What to work on >> Your task is to return all of the entries below exactly, leaving out each picture.

Items from an interface collection:
####

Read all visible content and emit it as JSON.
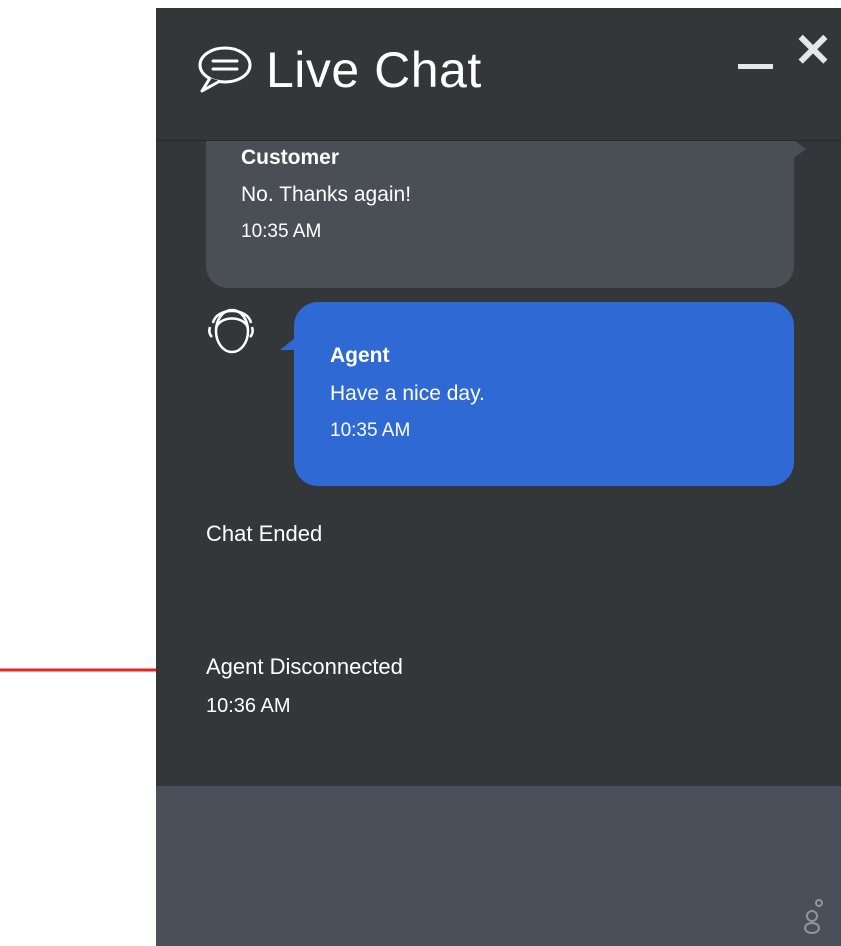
{
  "window": {
    "title": "Live Chat"
  },
  "icons": {
    "chat": "chat-bubble-icon",
    "minimize": "minimize-icon",
    "close": "close-icon",
    "agent_avatar": "agent-headset-icon",
    "brand": "genesys-logo-icon",
    "annotation": "red-arrow-icon"
  },
  "controls": {
    "minimize_label": "—",
    "close_label": "✕"
  },
  "messages": [
    {
      "sender": "Customer",
      "text": "No. Thanks again!",
      "time": "10:35 AM"
    },
    {
      "sender": "Agent",
      "text": "Have a nice day.",
      "time": "10:35 AM"
    }
  ],
  "system_messages": [
    {
      "text": "Chat Ended"
    },
    {
      "text": "Agent Disconnected",
      "time": "10:36 AM"
    }
  ],
  "colors": {
    "panel_bg": "#33373a",
    "customer_bubble": "#4a4f55",
    "agent_bubble": "#2f69d3",
    "input_bg": "#4a5059",
    "annotation_arrow": "#e8231c"
  }
}
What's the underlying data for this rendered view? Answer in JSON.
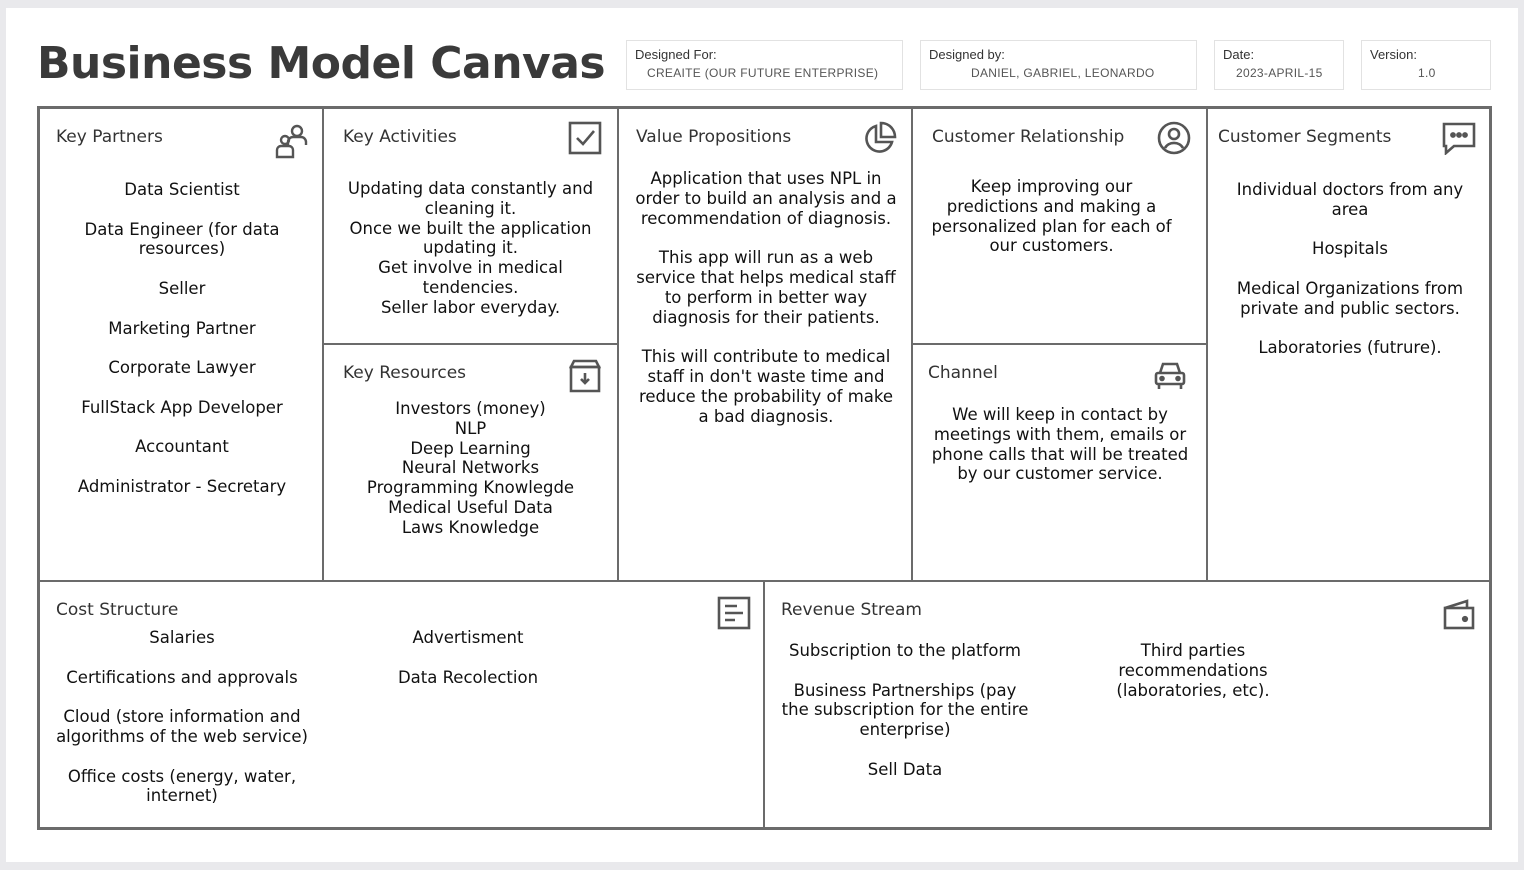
{
  "header": {
    "title": "Business Model Canvas",
    "designed_for_label": "Designed For:",
    "designed_for_value": "CREAITE  (OUR FUTURE ENTERPRISE)",
    "designed_by_label": "Designed by:",
    "designed_by_value": "DANIEL, GABRIEL, LEONARDO",
    "date_label": "Date:",
    "date_value": "2023-APRIL-15",
    "version_label": "Version:",
    "version_value": "1.0"
  },
  "key_partners": {
    "title": "Key Partners",
    "icon": "partners-icon",
    "items": [
      "Data Scientist",
      "Data Engineer (for data resources)",
      "Seller",
      "Marketing Partner",
      "Corporate Lawyer",
      "FullStack App Developer",
      "Accountant",
      "Administrator - Secretary"
    ]
  },
  "key_activities": {
    "title": "Key Activities",
    "icon": "checkbox-icon",
    "items": [
      "Updating data constantly and cleaning it.",
      "Once we built the application updating it.",
      "Get involve in medical tendencies.",
      "Seller labor everyday."
    ]
  },
  "key_resources": {
    "title": "Key Resources",
    "icon": "archive-box-icon",
    "items": [
      "Investors (money)",
      "NLP",
      "Deep Learning",
      "Neural Networks",
      "Programming Knowlegde",
      "Medical Useful Data",
      "Laws Knowledge"
    ]
  },
  "value_propositions": {
    "title": "Value Propositions",
    "icon": "pie-chart-icon",
    "items": [
      "Application that uses NPL in order to build an analysis and a recommendation of diagnosis.",
      "This app will run as a web service that helps medical staff to perform in better way diagnosis for their patients.",
      "This will contribute to medical staff in don't waste time and reduce the probability of make a bad diagnosis."
    ]
  },
  "customer_relationship": {
    "title": "Customer Relationship",
    "icon": "user-circle-icon",
    "items": [
      "Keep improving our predictions and making a personalized plan for each of our customers."
    ]
  },
  "channel": {
    "title": "Channel",
    "icon": "car-icon",
    "items": [
      "We will keep in contact by meetings with them, emails or phone calls that will be treated by our customer service."
    ]
  },
  "customer_segments": {
    "title": "Customer Segments",
    "icon": "chat-bubble-icon",
    "items": [
      "Individual doctors from any area",
      "Hospitals",
      "Medical Organizations from private and public sectors.",
      "Laboratories (futrure)."
    ]
  },
  "cost_structure": {
    "title": "Cost Structure",
    "icon": "document-lines-icon",
    "col1": [
      "Salaries",
      "Certifications and approvals",
      "Cloud (store information and algorithms of the web service)",
      "Office costs (energy, water, internet)"
    ],
    "col2": [
      "Advertisment",
      "Data Recolection"
    ]
  },
  "revenue_stream": {
    "title": "Revenue Stream",
    "icon": "wallet-icon",
    "col1": [
      "Subscription to the platform",
      "Business Partnerships (pay the subscription for the entire enterprise)",
      "Sell Data"
    ],
    "col2": [
      "Third parties recommendations (laboratories, etc)."
    ]
  }
}
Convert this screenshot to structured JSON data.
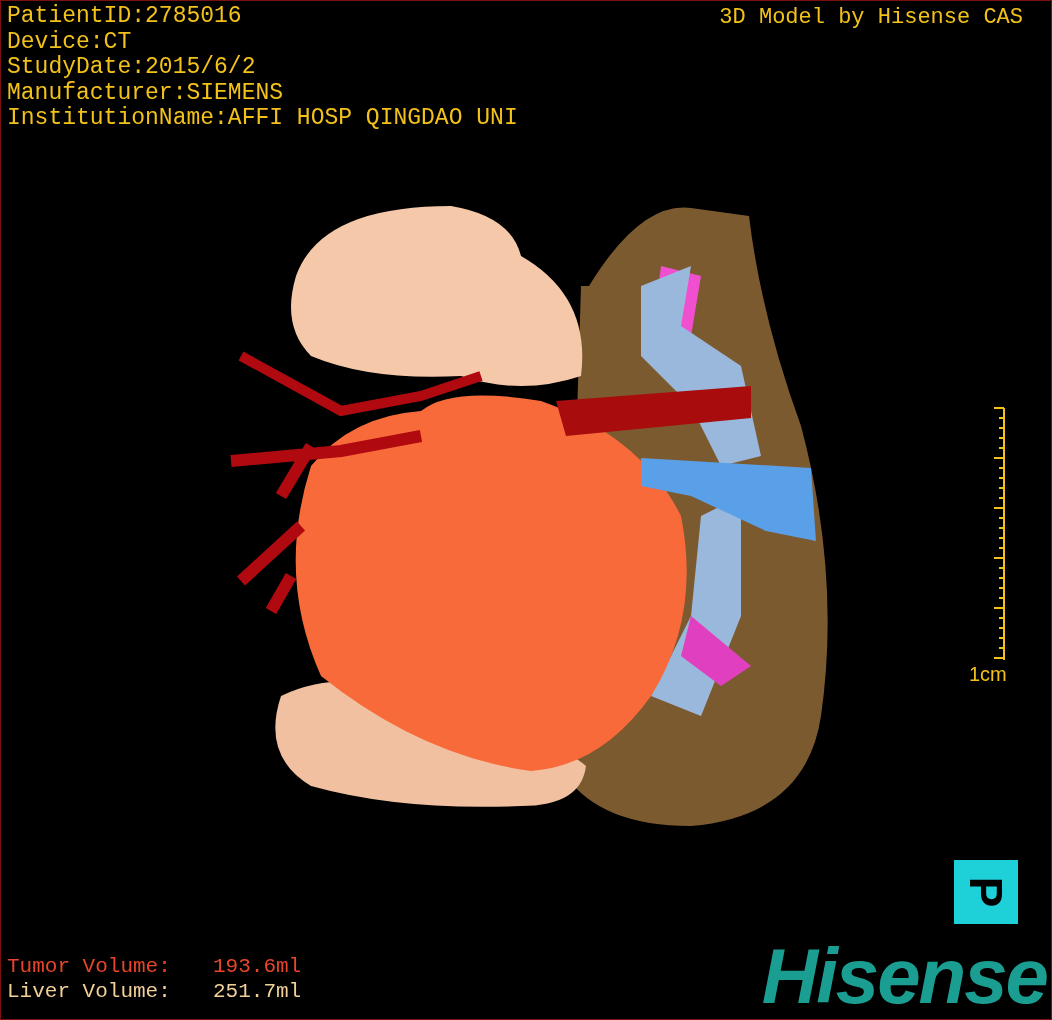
{
  "patient_info": [
    "PatientID:2785016",
    "Device:CT",
    "StudyDate:2015/6/2",
    "Manufacturer:SIEMENS",
    "InstitutionName:AFFI HOSP QINGDAO UNI"
  ],
  "title": "3D Model by Hisense CAS",
  "scale_bar": {
    "label": "1cm"
  },
  "orientation_marker": {
    "label": "P"
  },
  "volumes": [
    {
      "label": "Tumor Volume:",
      "value": "193.6ml",
      "color": "#e8452a"
    },
    {
      "label": "Liver Volume:",
      "value": "251.7ml",
      "color": "#f0cf98"
    }
  ],
  "logo": "Hisense"
}
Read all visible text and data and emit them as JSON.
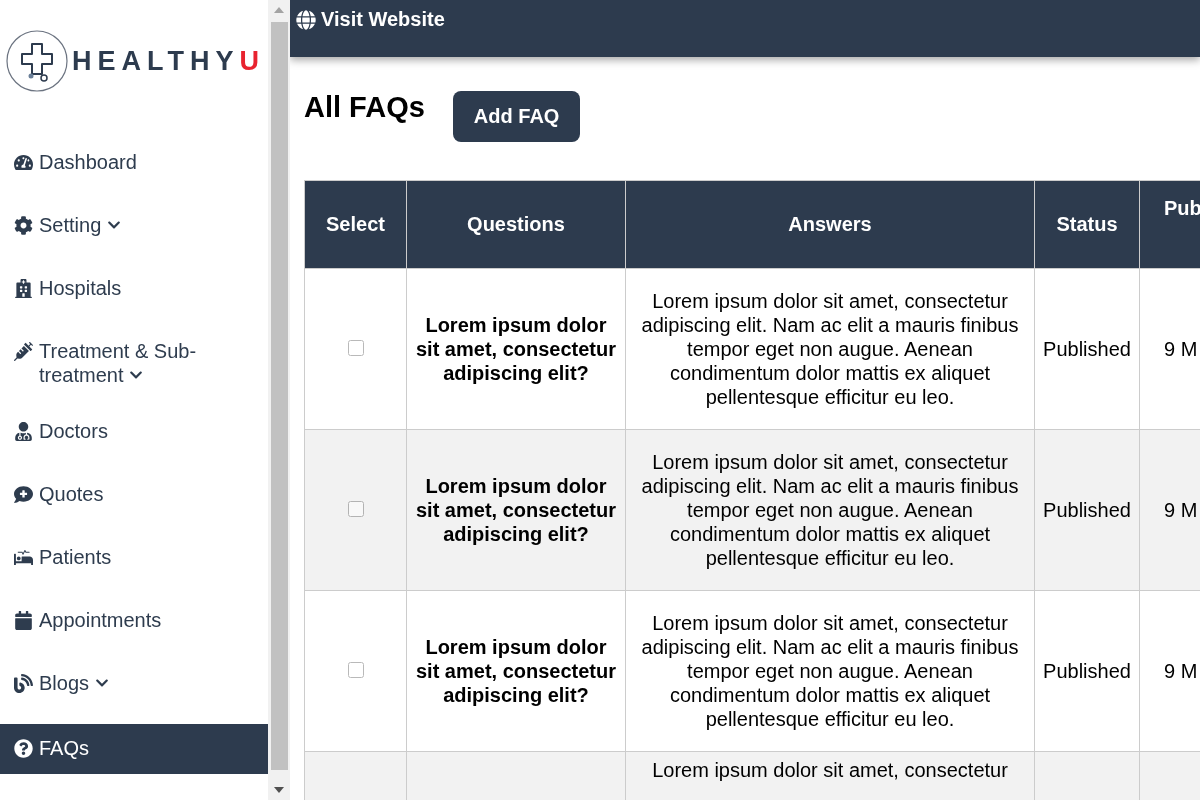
{
  "logo": {
    "text": "HEALTHY",
    "accent": "U"
  },
  "sidebar": {
    "items": [
      {
        "label": "Dashboard",
        "has_submenu": false,
        "selected": false
      },
      {
        "label": "Setting",
        "has_submenu": true,
        "selected": false
      },
      {
        "label": "Hospitals",
        "has_submenu": false,
        "selected": false
      },
      {
        "label": "Treatment & Sub-treatment",
        "has_submenu": true,
        "selected": false
      },
      {
        "label": "Doctors",
        "has_submenu": false,
        "selected": false
      },
      {
        "label": "Quotes",
        "has_submenu": false,
        "selected": false
      },
      {
        "label": "Patients",
        "has_submenu": false,
        "selected": false
      },
      {
        "label": "Appointments",
        "has_submenu": false,
        "selected": false
      },
      {
        "label": "Blogs",
        "has_submenu": true,
        "selected": false
      },
      {
        "label": "FAQs",
        "has_submenu": false,
        "selected": true
      }
    ]
  },
  "topbar": {
    "link": "Visit Website"
  },
  "page": {
    "title": "All FAQs",
    "add_button": "Add FAQ"
  },
  "table": {
    "columns": [
      "Select",
      "Questions",
      "Answers",
      "Status",
      "Pub"
    ],
    "rows": [
      {
        "checked": false,
        "question": "Lorem ipsum dolor sit amet, consectetur adipiscing elit?",
        "answer": "Lorem ipsum dolor sit amet, consectetur adipiscing elit. Nam ac elit a mauris finibus tempor eget non augue. Aenean condimentum dolor mattis ex aliquet pellentesque efficitur eu leo.",
        "status": "Published",
        "published": "9 M"
      },
      {
        "checked": false,
        "question": "Lorem ipsum dolor sit amet, consectetur adipiscing elit?",
        "answer": "Lorem ipsum dolor sit amet, consectetur adipiscing elit. Nam ac elit a mauris finibus tempor eget non augue. Aenean condimentum dolor mattis ex aliquet pellentesque efficitur eu leo.",
        "status": "Published",
        "published": "9 M"
      },
      {
        "checked": false,
        "question": "Lorem ipsum dolor sit amet, consectetur adipiscing elit?",
        "answer": "Lorem ipsum dolor sit amet, consectetur adipiscing elit. Nam ac elit a mauris finibus tempor eget non augue. Aenean condimentum dolor mattis ex aliquet pellentesque efficitur eu leo.",
        "status": "Published",
        "published": "9 M"
      },
      {
        "answer": "Lorem ipsum dolor sit amet, consectetur"
      }
    ]
  }
}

####

Solution >>
Read all visible content and emit it as JSON.
{
  "window": {
    "title": "Live Chat"
  },
  "icons": {
    "chat": "chat-bubble-icon",
    "minimize": "minimize-icon",
    "close": "close-icon",
    "agent_avatar": "agent-headset-icon",
    "brand": "genesys-logo-icon",
    "annotation": "red-arrow-icon"
  },
  "controls": {
    "minimize_label": "—",
    "close_label": "✕"
  },
  "messages": [
    {
      "sender": "Customer",
      "text": "No. Thanks again!",
      "time": "10:35 AM"
    },
    {
      "sender": "Agent",
      "text": "Have a nice day.",
      "time": "10:35 AM"
    }
  ],
  "system_messages": [
    {
      "text": "Chat Ended"
    },
    {
      "text": "Agent Disconnected",
      "time": "10:36 AM"
    }
  ],
  "colors": {
    "panel_bg": "#33373a",
    "customer_bubble": "#4a4f55",
    "agent_bubble": "#2f69d3",
    "input_bg": "#4a5059",
    "annotation_arrow": "#e8231c"
  }
}
What's the underlying data for this rendered view? Answer in JSON.
{
  "header": {
    "title": "Business Model Canvas",
    "designed_for_label": "Designed For:",
    "designed_for_value": "CREAITE  (OUR FUTURE ENTERPRISE)",
    "designed_by_label": "Designed by:",
    "designed_by_value": "DANIEL, GABRIEL, LEONARDO",
    "date_label": "Date:",
    "date_value": "2023-APRIL-15",
    "version_label": "Version:",
    "version_value": "1.0"
  },
  "key_partners": {
    "title": "Key Partners",
    "icon": "partners-icon",
    "items": [
      "Data Scientist",
      "Data Engineer (for data resources)",
      "Seller",
      "Marketing Partner",
      "Corporate Lawyer",
      "FullStack App Developer",
      "Accountant",
      "Administrator - Secretary"
    ]
  },
  "key_activities": {
    "title": "Key Activities",
    "icon": "checkbox-icon",
    "items": [
      "Updating data constantly and cleaning it.",
      "Once we built the application updating it.",
      "Get involve in medical tendencies.",
      "Seller labor everyday."
    ]
  },
  "key_resources": {
    "title": "Key Resources",
    "icon": "archive-box-icon",
    "items": [
      "Investors (money)",
      "NLP",
      "Deep Learning",
      "Neural Networks",
      "Programming Knowlegde",
      "Medical Useful Data",
      "Laws Knowledge"
    ]
  },
  "value_propositions": {
    "title": "Value Propositions",
    "icon": "pie-chart-icon",
    "items": [
      "Application that uses NPL in order to build an analysis and a recommendation of diagnosis.",
      "This app will run as a web service that helps medical staff to perform in better way diagnosis for their patients.",
      "This will contribute to medical staff in don't waste time and reduce the probability of make a bad diagnosis."
    ]
  },
  "customer_relationship": {
    "title": "Customer Relationship",
    "icon": "user-circle-icon",
    "items": [
      "Keep improving our predictions and making a personalized plan for each of our customers."
    ]
  },
  "channel": {
    "title": "Channel",
    "icon": "car-icon",
    "items": [
      "We will keep in contact by meetings with them, emails or phone calls that will be treated by our customer service."
    ]
  },
  "customer_segments": {
    "title": "Customer Segments",
    "icon": "chat-bubble-icon",
    "items": [
      "Individual doctors from any area",
      "Hospitals",
      "Medical Organizations from private and public sectors.",
      "Laboratories (futrure)."
    ]
  },
  "cost_structure": {
    "title": "Cost Structure",
    "icon": "document-lines-icon",
    "col1": [
      "Salaries",
      "Certifications and approvals",
      "Cloud (store information and algorithms of the web service)",
      "Office costs (energy, water, internet)"
    ],
    "col2": [
      "Advertisment",
      "Data Recolection"
    ]
  },
  "revenue_stream": {
    "title": "Revenue Stream",
    "icon": "wallet-icon",
    "col1": [
      "Subscription to the platform",
      "Business Partnerships (pay the subscription for the entire enterprise)",
      "Sell Data"
    ],
    "col2": [
      "Third parties recommendations (laboratories, etc)."
    ]
  }
}
Convert this screenshot to structured JSON data.
{
  "patient_info": [
    "PatientID:2785016",
    "Device:CT",
    "StudyDate:2015/6/2",
    "Manufacturer:SIEMENS",
    "InstitutionName:AFFI HOSP QINGDAO UNI"
  ],
  "title": "3D Model by Hisense CAS",
  "scale_bar": {
    "label": "1cm"
  },
  "orientation_marker": {
    "label": "P"
  },
  "volumes": [
    {
      "label": "Tumor Volume:",
      "value": "193.6ml",
      "color": "#e8452a"
    },
    {
      "label": "Liver Volume:",
      "value": "251.7ml",
      "color": "#f0cf98"
    }
  ],
  "logo": "Hisense"
}
Read all visible text and data and emit them as JSON.
{
  "logo": {
    "text": "HEALTHY",
    "accent": "U"
  },
  "sidebar": {
    "items": [
      {
        "label": "Dashboard",
        "has_submenu": false,
        "selected": false
      },
      {
        "label": "Setting",
        "has_submenu": true,
        "selected": false
      },
      {
        "label": "Hospitals",
        "has_submenu": false,
        "selected": false
      },
      {
        "label": "Treatment & Sub-treatment",
        "has_submenu": true,
        "selected": false
      },
      {
        "label": "Doctors",
        "has_submenu": false,
        "selected": false
      },
      {
        "label": "Quotes",
        "has_submenu": false,
        "selected": false
      },
      {
        "label": "Patients",
        "has_submenu": false,
        "selected": false
      },
      {
        "label": "Appointments",
        "has_submenu": false,
        "selected": false
      },
      {
        "label": "Blogs",
        "has_submenu": true,
        "selected": false
      },
      {
        "label": "FAQs",
        "has_submenu": false,
        "selected": true
      }
    ]
  },
  "topbar": {
    "link": "Visit Website"
  },
  "page": {
    "title": "All FAQs",
    "add_button": "Add FAQ"
  },
  "table": {
    "columns": [
      "Select",
      "Questions",
      "Answers",
      "Status",
      "Pub"
    ],
    "rows": [
      {
        "checked": false,
        "question": "Lorem ipsum dolor sit amet, consectetur adipiscing elit?",
        "answer": "Lorem ipsum dolor sit amet, consectetur adipiscing elit. Nam ac elit a mauris finibus tempor eget non augue. Aenean condimentum dolor mattis ex aliquet pellentesque efficitur eu leo.",
        "status": "Published",
        "published": "9 M"
      },
      {
        "checked": false,
        "question": "Lorem ipsum dolor sit amet, consectetur adipiscing elit?",
        "answer": "Lorem ipsum dolor sit amet, consectetur adipiscing elit. Nam ac elit a mauris finibus tempor eget non augue. Aenean condimentum dolor mattis ex aliquet pellentesque efficitur eu leo.",
        "status": "Published",
        "published": "9 M"
      },
      {
        "checked": false,
        "question": "Lorem ipsum dolor sit amet, consectetur adipiscing elit?",
        "answer": "Lorem ipsum dolor sit amet, consectetur adipiscing elit. Nam ac elit a mauris finibus tempor eget non augue. Aenean condimentum dolor mattis ex aliquet pellentesque efficitur eu leo.",
        "status": "Published",
        "published": "9 M"
      },
      {
        "answer": "Lorem ipsum dolor sit amet, consectetur"
      }
    ]
  }
}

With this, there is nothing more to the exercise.